Write the material out again, line by line, exactly as it is.

--- START ---

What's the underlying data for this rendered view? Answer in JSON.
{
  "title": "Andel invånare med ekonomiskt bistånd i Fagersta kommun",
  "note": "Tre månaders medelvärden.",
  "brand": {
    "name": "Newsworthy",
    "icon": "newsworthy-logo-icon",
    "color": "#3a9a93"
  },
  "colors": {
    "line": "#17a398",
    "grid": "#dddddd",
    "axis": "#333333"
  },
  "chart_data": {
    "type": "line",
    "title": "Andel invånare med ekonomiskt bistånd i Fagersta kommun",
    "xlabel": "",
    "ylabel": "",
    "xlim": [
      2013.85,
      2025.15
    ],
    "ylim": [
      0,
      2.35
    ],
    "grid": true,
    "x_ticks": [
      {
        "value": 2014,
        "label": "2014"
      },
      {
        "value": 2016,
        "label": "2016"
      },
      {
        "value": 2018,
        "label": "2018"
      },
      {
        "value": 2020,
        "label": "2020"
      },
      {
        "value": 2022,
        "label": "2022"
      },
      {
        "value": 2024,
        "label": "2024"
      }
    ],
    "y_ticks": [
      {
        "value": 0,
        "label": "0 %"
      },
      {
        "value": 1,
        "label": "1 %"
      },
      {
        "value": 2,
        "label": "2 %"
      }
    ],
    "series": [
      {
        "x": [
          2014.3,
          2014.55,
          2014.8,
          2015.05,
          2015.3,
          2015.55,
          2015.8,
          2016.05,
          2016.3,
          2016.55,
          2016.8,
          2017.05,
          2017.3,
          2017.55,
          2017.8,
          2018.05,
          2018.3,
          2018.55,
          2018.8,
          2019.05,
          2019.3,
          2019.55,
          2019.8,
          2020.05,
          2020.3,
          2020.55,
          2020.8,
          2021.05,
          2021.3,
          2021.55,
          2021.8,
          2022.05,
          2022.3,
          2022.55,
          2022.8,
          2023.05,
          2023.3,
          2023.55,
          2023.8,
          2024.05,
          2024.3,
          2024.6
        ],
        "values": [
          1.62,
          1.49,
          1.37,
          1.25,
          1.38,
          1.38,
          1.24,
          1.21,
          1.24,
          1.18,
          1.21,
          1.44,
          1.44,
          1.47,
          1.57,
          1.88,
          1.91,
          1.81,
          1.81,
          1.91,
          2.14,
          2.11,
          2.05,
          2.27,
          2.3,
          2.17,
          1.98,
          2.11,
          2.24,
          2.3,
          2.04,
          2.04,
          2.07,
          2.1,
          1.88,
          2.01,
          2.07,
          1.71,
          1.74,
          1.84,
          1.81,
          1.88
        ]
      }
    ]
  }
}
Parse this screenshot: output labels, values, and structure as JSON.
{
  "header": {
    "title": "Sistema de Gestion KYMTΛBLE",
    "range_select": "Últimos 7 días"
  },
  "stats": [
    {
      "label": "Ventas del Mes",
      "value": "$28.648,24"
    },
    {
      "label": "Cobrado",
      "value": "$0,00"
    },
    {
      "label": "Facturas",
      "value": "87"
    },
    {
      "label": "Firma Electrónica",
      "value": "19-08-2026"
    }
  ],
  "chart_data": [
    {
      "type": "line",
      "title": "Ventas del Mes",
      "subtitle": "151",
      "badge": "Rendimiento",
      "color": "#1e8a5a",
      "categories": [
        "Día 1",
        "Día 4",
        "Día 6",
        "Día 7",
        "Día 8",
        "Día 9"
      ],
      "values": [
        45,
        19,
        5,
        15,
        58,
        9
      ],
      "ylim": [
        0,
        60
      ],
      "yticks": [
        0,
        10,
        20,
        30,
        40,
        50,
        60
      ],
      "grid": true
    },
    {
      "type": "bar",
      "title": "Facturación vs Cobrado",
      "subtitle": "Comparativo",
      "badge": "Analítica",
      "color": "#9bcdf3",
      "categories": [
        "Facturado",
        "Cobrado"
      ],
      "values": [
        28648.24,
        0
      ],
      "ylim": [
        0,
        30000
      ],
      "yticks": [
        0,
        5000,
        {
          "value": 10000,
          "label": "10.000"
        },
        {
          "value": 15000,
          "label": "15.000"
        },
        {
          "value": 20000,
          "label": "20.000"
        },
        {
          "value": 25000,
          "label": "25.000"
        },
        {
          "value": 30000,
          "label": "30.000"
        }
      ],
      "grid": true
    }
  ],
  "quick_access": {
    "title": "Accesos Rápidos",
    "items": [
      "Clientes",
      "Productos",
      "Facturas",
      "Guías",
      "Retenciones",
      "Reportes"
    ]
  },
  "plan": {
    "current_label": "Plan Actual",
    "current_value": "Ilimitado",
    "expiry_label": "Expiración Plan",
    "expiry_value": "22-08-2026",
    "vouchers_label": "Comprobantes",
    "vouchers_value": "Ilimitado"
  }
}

--- END ---

### Problem solution
What's the underlying data for this rendered view? Answer in JSON.
{
  "title": "Andel invånare med ekonomiskt bistånd i Fagersta kommun",
  "note": "Tre månaders medelvärden.",
  "brand": {
    "name": "Newsworthy",
    "icon": "newsworthy-logo-icon",
    "color": "#3a9a93"
  },
  "colors": {
    "line": "#17a398",
    "grid": "#dddddd",
    "axis": "#333333"
  },
  "chart_data": {
    "type": "line",
    "title": "Andel invånare med ekonomiskt bistånd i Fagersta kommun",
    "xlabel": "",
    "ylabel": "",
    "xlim": [
      2013.85,
      2025.15
    ],
    "ylim": [
      0,
      2.35
    ],
    "grid": true,
    "x_ticks": [
      {
        "value": 2014,
        "label": "2014"
      },
      {
        "value": 2016,
        "label": "2016"
      },
      {
        "value": 2018,
        "label": "2018"
      },
      {
        "value": 2020,
        "label": "2020"
      },
      {
        "value": 2022,
        "label": "2022"
      },
      {
        "value": 2024,
        "label": "2024"
      }
    ],
    "y_ticks": [
      {
        "value": 0,
        "label": "0 %"
      },
      {
        "value": 1,
        "label": "1 %"
      },
      {
        "value": 2,
        "label": "2 %"
      }
    ],
    "series": [
      {
        "x": [
          2014.3,
          2014.55,
          2014.8,
          2015.05,
          2015.3,
          2015.55,
          2015.8,
          2016.05,
          2016.3,
          2016.55,
          2016.8,
          2017.05,
          2017.3,
          2017.55,
          2017.8,
          2018.05,
          2018.3,
          2018.55,
          2018.8,
          2019.05,
          2019.3,
          2019.55,
          2019.8,
          2020.05,
          2020.3,
          2020.55,
          2020.8,
          2021.05,
          2021.3,
          2021.55,
          2021.8,
          2022.05,
          2022.3,
          2022.55,
          2022.8,
          2023.05,
          2023.3,
          2023.55,
          2023.8,
          2024.05,
          2024.3,
          2024.6
        ],
        "values": [
          1.62,
          1.49,
          1.37,
          1.25,
          1.38,
          1.38,
          1.24,
          1.21,
          1.24,
          1.18,
          1.21,
          1.44,
          1.44,
          1.47,
          1.57,
          1.88,
          1.91,
          1.81,
          1.81,
          1.91,
          2.14,
          2.11,
          2.05,
          2.27,
          2.3,
          2.17,
          1.98,
          2.11,
          2.24,
          2.3,
          2.04,
          2.04,
          2.07,
          2.1,
          1.88,
          2.01,
          2.07,
          1.71,
          1.74,
          1.84,
          1.81,
          1.88
        ]
      }
    ]
  }
}
Parse this screenshot: output labels, values, and structure as JSON.
{
  "header": {
    "title": "Sistema de Gestion KYMTΛBLE",
    "range_select": "Últimos 7 días"
  },
  "stats": [
    {
      "label": "Ventas del Mes",
      "value": "$28.648,24"
    },
    {
      "label": "Cobrado",
      "value": "$0,00"
    },
    {
      "label": "Facturas",
      "value": "87"
    },
    {
      "label": "Firma Electrónica",
      "value": "19-08-2026"
    }
  ],
  "chart_data": [
    {
      "type": "line",
      "title": "Ventas del Mes",
      "subtitle": "151",
      "badge": "Rendimiento",
      "color": "#1e8a5a",
      "categories": [
        "Día 1",
        "Día 4",
        "Día 6",
        "Día 7",
        "Día 8",
        "Día 9"
      ],
      "values": [
        45,
        19,
        5,
        15,
        58,
        9
      ],
      "ylim": [
        0,
        60
      ],
      "yticks": [
        0,
        10,
        20,
        30,
        40,
        50,
        60
      ],
      "grid": true
    },
    {
      "type": "bar",
      "title": "Facturación vs Cobrado",
      "subtitle": "Comparativo",
      "badge": "Analítica",
      "color": "#9bcdf3",
      "categories": [
        "Facturado",
        "Cobrado"
      ],
      "values": [
        28648.24,
        0
      ],
      "ylim": [
        0,
        30000
      ],
      "yticks": [
        0,
        5000,
        {
          "value": 10000,
          "label": "10.000"
        },
        {
          "value": 15000,
          "label": "15.000"
        },
        {
          "value": 20000,
          "label": "20.000"
        },
        {
          "value": 25000,
          "label": "25.000"
        },
        {
          "value": 30000,
          "label": "30.000"
        }
      ],
      "grid": true
    }
  ],
  "quick_access": {
    "title": "Accesos Rápidos",
    "items": [
      "Clientes",
      "Productos",
      "Facturas",
      "Guías",
      "Retenciones",
      "Reportes"
    ]
  },
  "plan": {
    "current_label": "Plan Actual",
    "current_value": "Ilimitado",
    "expiry_label": "Expiración Plan",
    "expiry_value": "22-08-2026",
    "vouchers_label": "Comprobantes",
    "vouchers_value": "Ilimitado"
  }
}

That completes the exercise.